TO BE DONE:
Extract the listing below in full, unchanged.

'''

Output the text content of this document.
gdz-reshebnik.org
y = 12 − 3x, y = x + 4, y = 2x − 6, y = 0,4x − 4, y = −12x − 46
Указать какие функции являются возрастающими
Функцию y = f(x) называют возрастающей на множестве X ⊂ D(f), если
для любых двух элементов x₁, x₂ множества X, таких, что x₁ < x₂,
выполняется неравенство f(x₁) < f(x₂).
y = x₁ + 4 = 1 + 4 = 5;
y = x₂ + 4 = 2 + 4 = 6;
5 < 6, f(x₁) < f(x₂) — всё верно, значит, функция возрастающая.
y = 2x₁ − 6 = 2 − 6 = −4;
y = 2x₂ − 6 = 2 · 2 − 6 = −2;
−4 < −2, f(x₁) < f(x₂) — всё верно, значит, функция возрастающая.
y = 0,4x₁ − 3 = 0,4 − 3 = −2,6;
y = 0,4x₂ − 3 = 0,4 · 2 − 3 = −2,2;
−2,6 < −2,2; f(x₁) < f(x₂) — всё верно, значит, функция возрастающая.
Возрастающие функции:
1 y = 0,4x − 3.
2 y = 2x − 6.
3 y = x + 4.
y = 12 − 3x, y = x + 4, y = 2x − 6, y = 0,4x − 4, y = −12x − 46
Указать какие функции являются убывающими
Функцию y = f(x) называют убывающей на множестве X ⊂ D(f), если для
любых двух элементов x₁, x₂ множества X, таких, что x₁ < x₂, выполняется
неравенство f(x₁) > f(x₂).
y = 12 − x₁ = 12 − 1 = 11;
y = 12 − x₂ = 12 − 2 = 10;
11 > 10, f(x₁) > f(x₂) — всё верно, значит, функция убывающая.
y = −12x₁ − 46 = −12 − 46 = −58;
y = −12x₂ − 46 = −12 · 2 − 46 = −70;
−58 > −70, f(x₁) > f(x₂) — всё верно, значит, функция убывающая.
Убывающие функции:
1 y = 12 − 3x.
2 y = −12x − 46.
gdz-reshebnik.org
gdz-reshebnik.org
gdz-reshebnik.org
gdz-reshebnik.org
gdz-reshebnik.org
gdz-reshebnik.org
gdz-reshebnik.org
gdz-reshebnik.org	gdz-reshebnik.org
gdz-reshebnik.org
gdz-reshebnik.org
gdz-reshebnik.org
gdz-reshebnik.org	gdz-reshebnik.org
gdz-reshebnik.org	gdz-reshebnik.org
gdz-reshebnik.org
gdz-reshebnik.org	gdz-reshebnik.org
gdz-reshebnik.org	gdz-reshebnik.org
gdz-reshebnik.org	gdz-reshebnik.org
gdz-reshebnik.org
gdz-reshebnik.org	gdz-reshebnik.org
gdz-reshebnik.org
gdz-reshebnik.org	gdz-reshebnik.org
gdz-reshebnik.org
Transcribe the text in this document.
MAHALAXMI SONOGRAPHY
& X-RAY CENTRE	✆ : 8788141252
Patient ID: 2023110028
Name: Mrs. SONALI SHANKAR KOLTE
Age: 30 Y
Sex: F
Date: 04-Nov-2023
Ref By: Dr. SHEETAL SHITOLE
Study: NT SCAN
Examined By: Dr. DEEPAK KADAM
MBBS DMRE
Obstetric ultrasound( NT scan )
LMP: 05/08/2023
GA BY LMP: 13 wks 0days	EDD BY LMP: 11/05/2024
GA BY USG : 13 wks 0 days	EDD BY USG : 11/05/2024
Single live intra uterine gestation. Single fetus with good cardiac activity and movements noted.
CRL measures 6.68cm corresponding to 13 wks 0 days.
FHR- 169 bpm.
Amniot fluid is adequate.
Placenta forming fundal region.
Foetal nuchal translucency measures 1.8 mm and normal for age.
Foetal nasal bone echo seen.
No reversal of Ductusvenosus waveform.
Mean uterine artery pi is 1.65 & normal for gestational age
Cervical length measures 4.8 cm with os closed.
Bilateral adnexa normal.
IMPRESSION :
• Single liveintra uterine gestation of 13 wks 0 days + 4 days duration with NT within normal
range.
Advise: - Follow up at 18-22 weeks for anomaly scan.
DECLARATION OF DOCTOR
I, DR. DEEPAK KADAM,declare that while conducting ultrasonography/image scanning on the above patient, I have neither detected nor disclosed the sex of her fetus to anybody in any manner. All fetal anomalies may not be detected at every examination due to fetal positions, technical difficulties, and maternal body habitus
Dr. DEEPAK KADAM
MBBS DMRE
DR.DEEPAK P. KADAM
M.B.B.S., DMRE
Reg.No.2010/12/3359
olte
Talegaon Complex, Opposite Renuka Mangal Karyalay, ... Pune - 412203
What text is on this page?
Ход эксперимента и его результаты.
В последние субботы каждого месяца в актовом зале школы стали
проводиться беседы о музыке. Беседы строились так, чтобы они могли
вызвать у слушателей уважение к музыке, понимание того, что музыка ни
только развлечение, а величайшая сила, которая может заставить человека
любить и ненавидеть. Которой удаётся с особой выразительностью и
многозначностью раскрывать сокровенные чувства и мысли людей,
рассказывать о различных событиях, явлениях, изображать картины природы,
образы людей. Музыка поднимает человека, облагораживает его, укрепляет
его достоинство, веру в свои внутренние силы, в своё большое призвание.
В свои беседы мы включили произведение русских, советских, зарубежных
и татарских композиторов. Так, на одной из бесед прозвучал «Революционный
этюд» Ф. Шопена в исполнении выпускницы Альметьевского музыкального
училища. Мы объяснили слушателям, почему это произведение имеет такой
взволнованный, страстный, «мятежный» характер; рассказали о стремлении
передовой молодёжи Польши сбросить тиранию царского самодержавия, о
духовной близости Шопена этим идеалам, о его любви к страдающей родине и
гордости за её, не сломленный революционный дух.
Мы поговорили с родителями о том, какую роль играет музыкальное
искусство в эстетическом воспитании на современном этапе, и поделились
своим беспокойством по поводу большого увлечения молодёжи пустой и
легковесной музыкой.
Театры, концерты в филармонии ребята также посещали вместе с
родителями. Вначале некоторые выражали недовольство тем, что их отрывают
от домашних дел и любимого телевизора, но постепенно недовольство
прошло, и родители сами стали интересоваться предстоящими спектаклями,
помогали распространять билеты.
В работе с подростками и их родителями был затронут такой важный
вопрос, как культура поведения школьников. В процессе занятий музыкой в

'''

RESULT BELOW:
Output the text content of this document.
gdz-reshebnik.org
y = 12 − 3x, y = x + 4, y = 2x − 6, y = 0,4x − 4, y = −12x − 46
Указать какие функции являются возрастающими
Функцию y = f(x) называют возрастающей на множестве X ⊂ D(f), если
для любых двух элементов x₁, x₂ множества X, таких, что x₁ < x₂,
выполняется неравенство f(x₁) < f(x₂).
y = x₁ + 4 = 1 + 4 = 5;
y = x₂ + 4 = 2 + 4 = 6;
5 < 6, f(x₁) < f(x₂) — всё верно, значит, функция возрастающая.
y = 2x₁ − 6 = 2 − 6 = −4;
y = 2x₂ − 6 = 2 · 2 − 6 = −2;
−4 < −2, f(x₁) < f(x₂) — всё верно, значит, функция возрастающая.
y = 0,4x₁ − 3 = 0,4 − 3 = −2,6;
y = 0,4x₂ − 3 = 0,4 · 2 − 3 = −2,2;
−2,6 < −2,2; f(x₁) < f(x₂) — всё верно, значит, функция возрастающая.
Возрастающие функции:
1 y = 0,4x − 3.
2 y = 2x − 6.
3 y = x + 4.
y = 12 − 3x, y = x + 4, y = 2x − 6, y = 0,4x − 4, y = −12x − 46
Указать какие функции являются убывающими
Функцию y = f(x) называют убывающей на множестве X ⊂ D(f), если для
любых двух элементов x₁, x₂ множества X, таких, что x₁ < x₂, выполняется
неравенство f(x₁) > f(x₂).
y = 12 − x₁ = 12 − 1 = 11;
y = 12 − x₂ = 12 − 2 = 10;
11 > 10, f(x₁) > f(x₂) — всё верно, значит, функция убывающая.
y = −12x₁ − 46 = −12 − 46 = −58;
y = −12x₂ − 46 = −12 · 2 − 46 = −70;
−58 > −70, f(x₁) > f(x₂) — всё верно, значит, функция убывающая.
Убывающие функции:
1 y = 12 − 3x.
2 y = −12x − 46.
gdz-reshebnik.org
gdz-reshebnik.org
gdz-reshebnik.org
gdz-reshebnik.org
gdz-reshebnik.org
gdz-reshebnik.org
gdz-reshebnik.org
gdz-reshebnik.org	gdz-reshebnik.org
gdz-reshebnik.org
gdz-reshebnik.org
gdz-reshebnik.org
gdz-reshebnik.org	gdz-reshebnik.org
gdz-reshebnik.org	gdz-reshebnik.org
gdz-reshebnik.org
gdz-reshebnik.org	gdz-reshebnik.org
gdz-reshebnik.org	gdz-reshebnik.org
gdz-reshebnik.org	gdz-reshebnik.org
gdz-reshebnik.org
gdz-reshebnik.org	gdz-reshebnik.org
gdz-reshebnik.org
gdz-reshebnik.org	gdz-reshebnik.org
gdz-reshebnik.org
Transcribe the text in this document.
MAHALAXMI SONOGRAPHY
& X-RAY CENTRE	✆ : 8788141252
Patient ID: 2023110028
Name: Mrs. SONALI SHANKAR KOLTE
Age: 30 Y
Sex: F
Date: 04-Nov-2023
Ref By: Dr. SHEETAL SHITOLE
Study: NT SCAN
Examined By: Dr. DEEPAK KADAM
MBBS DMRE
Obstetric ultrasound( NT scan )
LMP: 05/08/2023
GA BY LMP: 13 wks 0days	EDD BY LMP: 11/05/2024
GA BY USG : 13 wks 0 days	EDD BY USG : 11/05/2024
Single live intra uterine gestation. Single fetus with good cardiac activity and movements noted.
CRL measures 6.68cm corresponding to 13 wks 0 days.
FHR- 169 bpm.
Amniot fluid is adequate.
Placenta forming fundal region.
Foetal nuchal translucency measures 1.8 mm and normal for age.
Foetal nasal bone echo seen.
No reversal of Ductusvenosus waveform.
Mean uterine artery pi is 1.65 & normal for gestational age
Cervical length measures 4.8 cm with os closed.
Bilateral adnexa normal.
IMPRESSION :
• Single liveintra uterine gestation of 13 wks 0 days + 4 days duration with NT within normal
range.
Advise: - Follow up at 18-22 weeks for anomaly scan.
DECLARATION OF DOCTOR
I, DR. DEEPAK KADAM,declare that while conducting ultrasonography/image scanning on the above patient, I have neither detected nor disclosed the sex of her fetus to anybody in any manner. All fetal anomalies may not be detected at every examination due to fetal positions, technical difficulties, and maternal body habitus
Dr. DEEPAK KADAM
MBBS DMRE
DR.DEEPAK P. KADAM
M.B.B.S., DMRE
Reg.No.2010/12/3359
olte
Talegaon Complex, Opposite Renuka Mangal Karyalay, ... Pune - 412203
What text is on this page?
Ход эксперимента и его результаты.
В последние субботы каждого месяца в актовом зале школы стали
проводиться беседы о музыке. Беседы строились так, чтобы они могли
вызвать у слушателей уважение к музыке, понимание того, что музыка ни
только развлечение, а величайшая сила, которая может заставить человека
любить и ненавидеть. Которой удаётся с особой выразительностью и
многозначностью раскрывать сокровенные чувства и мысли людей,
рассказывать о различных событиях, явлениях, изображать картины природы,
образы людей. Музыка поднимает человека, облагораживает его, укрепляет
его достоинство, веру в свои внутренние силы, в своё большое призвание.
В свои беседы мы включили произведение русских, советских, зарубежных
и татарских композиторов. Так, на одной из бесед прозвучал «Революционный
этюд» Ф. Шопена в исполнении выпускницы Альметьевского музыкального
училища. Мы объяснили слушателям, почему это произведение имеет такой
взволнованный, страстный, «мятежный» характер; рассказали о стремлении
передовой молодёжи Польши сбросить тиранию царского самодержавия, о
духовной близости Шопена этим идеалам, о его любви к страдающей родине и
гордости за её, не сломленный революционный дух.
Мы поговорили с родителями о том, какую роль играет музыкальное
искусство в эстетическом воспитании на современном этапе, и поделились
своим беспокойством по поводу большого увлечения молодёжи пустой и
легковесной музыкой.
Театры, концерты в филармонии ребята также посещали вместе с
родителями. Вначале некоторые выражали недовольство тем, что их отрывают
от домашних дел и любимого телевизора, но постепенно недовольство
прошло, и родители сами стали интересоваться предстоящими спектаклями,
помогали распространять билеты.
В работе с подростками и их родителями был затронут такой важный
вопрос, как культура поведения школьников. В процессе занятий музыкой в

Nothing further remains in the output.